**Challenge:** Find how many lines of the listing include the string "shape", and report only that figure.

┄┄┄┄┄┄┄┄┄┄

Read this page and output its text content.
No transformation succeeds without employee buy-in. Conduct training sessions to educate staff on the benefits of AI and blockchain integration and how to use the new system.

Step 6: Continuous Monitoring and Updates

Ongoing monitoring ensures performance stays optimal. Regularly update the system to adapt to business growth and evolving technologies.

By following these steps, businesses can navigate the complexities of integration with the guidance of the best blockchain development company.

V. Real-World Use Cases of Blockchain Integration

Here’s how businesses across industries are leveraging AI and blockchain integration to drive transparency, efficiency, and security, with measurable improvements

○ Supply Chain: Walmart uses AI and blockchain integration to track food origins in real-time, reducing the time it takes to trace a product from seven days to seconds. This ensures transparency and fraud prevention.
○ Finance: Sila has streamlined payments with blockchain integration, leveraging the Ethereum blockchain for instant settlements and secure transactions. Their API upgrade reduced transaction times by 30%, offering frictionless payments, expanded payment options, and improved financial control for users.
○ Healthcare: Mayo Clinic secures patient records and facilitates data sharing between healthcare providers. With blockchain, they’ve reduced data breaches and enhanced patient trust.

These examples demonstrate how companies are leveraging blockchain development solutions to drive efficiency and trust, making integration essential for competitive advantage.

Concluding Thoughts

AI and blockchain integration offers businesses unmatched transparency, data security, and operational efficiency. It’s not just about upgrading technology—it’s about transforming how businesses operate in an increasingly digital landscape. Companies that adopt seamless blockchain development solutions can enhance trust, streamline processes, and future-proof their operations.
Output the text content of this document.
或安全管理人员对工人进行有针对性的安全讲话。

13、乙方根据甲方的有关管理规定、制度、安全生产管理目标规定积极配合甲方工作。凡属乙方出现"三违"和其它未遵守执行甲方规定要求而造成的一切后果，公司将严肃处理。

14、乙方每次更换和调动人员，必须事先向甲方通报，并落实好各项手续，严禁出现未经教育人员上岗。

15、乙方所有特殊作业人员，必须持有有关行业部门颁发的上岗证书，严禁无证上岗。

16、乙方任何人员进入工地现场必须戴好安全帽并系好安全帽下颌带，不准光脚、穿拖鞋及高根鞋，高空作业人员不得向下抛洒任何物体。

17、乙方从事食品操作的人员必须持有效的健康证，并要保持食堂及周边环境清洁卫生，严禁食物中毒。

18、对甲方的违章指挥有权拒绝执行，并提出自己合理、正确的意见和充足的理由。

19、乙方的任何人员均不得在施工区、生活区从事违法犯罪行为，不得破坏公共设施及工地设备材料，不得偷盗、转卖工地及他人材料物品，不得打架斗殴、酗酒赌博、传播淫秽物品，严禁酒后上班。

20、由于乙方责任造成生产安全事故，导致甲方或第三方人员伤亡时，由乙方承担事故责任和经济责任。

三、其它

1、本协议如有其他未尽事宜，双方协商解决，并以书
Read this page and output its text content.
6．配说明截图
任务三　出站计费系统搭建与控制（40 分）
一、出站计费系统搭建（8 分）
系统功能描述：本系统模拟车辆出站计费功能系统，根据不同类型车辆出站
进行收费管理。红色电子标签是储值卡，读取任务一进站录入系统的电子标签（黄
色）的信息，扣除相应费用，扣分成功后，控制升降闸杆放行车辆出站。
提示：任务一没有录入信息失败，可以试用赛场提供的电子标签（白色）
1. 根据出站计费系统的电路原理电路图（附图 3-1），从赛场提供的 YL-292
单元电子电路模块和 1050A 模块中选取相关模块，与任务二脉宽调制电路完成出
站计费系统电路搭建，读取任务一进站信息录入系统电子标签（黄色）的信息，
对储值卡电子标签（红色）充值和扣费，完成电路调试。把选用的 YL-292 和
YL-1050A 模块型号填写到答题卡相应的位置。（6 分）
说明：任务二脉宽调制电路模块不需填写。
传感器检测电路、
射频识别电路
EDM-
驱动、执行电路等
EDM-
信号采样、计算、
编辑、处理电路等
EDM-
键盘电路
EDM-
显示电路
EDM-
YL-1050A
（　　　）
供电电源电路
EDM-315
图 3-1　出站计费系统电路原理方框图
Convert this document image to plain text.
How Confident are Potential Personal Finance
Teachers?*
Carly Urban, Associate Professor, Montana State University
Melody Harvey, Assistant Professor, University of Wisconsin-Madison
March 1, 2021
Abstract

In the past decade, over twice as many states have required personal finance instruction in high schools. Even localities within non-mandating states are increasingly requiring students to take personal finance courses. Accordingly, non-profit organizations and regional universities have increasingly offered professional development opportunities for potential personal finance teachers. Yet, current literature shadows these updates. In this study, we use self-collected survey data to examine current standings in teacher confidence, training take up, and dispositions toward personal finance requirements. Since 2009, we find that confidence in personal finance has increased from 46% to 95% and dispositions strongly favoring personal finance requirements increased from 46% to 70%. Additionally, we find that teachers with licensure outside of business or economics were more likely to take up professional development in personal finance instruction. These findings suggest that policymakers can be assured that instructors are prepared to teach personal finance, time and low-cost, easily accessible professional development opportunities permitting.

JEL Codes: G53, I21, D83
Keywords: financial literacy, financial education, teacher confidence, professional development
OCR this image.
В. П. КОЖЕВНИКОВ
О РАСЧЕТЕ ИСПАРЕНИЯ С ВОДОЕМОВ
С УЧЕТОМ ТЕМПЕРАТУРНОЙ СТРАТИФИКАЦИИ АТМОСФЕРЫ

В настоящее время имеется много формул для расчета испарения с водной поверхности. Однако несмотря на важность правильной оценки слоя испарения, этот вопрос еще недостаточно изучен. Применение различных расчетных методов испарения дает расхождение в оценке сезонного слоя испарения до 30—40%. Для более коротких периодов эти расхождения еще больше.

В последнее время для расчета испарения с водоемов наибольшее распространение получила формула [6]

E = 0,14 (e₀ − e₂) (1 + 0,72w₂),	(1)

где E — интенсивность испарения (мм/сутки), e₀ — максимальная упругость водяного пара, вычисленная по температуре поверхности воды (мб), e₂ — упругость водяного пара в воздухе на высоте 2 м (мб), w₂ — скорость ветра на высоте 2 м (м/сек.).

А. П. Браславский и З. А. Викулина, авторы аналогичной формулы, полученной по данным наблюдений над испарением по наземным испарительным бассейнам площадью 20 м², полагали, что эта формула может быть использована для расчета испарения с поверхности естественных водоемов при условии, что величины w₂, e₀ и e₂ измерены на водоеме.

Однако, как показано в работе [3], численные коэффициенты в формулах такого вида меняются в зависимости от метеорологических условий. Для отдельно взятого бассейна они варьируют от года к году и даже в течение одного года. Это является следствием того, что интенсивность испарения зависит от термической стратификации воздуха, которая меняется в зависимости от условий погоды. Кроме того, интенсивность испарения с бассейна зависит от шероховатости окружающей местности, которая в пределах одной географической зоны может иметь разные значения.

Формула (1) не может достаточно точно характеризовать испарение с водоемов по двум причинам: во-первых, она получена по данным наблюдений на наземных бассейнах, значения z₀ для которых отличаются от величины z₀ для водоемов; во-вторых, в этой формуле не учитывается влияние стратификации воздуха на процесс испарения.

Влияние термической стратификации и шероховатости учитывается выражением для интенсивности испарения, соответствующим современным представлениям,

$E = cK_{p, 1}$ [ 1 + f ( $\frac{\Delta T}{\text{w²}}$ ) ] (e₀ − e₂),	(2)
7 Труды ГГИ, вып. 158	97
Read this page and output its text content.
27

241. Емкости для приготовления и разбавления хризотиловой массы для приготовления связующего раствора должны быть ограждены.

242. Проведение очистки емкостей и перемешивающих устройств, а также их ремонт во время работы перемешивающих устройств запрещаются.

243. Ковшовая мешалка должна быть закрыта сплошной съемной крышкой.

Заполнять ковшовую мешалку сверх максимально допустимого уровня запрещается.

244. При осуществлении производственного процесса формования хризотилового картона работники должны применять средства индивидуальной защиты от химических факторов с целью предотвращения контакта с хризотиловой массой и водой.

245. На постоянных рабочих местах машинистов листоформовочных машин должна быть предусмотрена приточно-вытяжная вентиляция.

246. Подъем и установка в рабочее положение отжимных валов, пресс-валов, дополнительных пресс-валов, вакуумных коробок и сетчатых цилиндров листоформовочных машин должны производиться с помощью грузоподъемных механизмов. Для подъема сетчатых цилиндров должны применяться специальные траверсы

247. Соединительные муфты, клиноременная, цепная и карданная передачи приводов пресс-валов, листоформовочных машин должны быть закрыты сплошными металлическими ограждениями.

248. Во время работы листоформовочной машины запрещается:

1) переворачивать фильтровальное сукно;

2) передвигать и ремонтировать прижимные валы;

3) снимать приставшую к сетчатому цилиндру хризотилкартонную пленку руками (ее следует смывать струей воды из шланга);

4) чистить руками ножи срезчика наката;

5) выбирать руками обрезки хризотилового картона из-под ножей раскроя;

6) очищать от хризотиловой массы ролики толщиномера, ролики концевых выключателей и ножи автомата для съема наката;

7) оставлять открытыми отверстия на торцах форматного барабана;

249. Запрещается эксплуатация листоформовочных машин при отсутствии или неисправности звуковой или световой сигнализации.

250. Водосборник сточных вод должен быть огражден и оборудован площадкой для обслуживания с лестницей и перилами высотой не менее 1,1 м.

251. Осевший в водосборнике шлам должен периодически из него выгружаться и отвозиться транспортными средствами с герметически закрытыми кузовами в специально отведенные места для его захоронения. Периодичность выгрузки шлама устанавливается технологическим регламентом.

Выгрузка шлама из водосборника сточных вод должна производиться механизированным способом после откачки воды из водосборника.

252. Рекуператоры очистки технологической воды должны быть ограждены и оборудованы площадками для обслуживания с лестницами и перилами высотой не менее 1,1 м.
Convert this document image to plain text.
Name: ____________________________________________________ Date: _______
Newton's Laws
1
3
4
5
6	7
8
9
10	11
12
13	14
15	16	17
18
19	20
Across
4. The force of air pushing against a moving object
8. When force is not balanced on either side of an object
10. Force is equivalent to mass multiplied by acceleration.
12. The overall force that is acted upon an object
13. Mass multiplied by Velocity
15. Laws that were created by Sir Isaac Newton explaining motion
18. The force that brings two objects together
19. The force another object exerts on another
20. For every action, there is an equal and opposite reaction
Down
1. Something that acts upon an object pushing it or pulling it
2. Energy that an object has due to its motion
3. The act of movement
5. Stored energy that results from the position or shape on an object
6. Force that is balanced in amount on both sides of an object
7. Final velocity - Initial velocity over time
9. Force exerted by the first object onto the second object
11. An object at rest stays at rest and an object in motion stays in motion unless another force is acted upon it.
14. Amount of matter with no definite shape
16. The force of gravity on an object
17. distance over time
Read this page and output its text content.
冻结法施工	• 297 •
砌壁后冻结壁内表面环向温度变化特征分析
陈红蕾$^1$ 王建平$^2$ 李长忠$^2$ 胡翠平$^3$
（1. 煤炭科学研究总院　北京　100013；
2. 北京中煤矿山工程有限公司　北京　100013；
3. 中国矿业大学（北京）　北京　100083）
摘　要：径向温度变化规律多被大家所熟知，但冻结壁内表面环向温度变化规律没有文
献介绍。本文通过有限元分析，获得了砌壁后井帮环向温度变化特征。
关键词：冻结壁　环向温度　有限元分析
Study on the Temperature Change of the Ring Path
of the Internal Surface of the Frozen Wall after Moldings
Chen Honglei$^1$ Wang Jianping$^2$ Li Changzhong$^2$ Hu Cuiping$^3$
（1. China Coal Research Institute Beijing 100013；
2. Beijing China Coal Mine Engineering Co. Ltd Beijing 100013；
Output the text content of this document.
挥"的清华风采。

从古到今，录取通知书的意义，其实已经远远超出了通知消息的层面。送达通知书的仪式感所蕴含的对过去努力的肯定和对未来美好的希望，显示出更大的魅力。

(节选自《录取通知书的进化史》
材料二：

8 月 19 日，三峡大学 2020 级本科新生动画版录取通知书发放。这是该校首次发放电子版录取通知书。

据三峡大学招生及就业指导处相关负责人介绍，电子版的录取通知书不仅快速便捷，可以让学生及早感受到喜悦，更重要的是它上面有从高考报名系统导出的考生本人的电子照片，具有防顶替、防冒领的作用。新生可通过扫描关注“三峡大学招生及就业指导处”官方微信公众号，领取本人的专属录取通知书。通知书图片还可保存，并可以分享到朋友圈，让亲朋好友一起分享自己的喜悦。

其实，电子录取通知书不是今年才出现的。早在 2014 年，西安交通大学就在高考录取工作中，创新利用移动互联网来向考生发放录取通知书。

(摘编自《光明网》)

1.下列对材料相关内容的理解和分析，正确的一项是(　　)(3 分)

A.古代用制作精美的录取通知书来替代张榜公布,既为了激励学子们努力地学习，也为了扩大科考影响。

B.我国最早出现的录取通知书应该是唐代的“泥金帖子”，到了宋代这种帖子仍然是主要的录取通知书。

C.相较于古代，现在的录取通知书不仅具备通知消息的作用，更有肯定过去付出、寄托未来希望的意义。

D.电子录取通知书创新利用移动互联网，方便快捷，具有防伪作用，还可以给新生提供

┄┄┄┄┄┄┄┄┄┄

**The output:** 2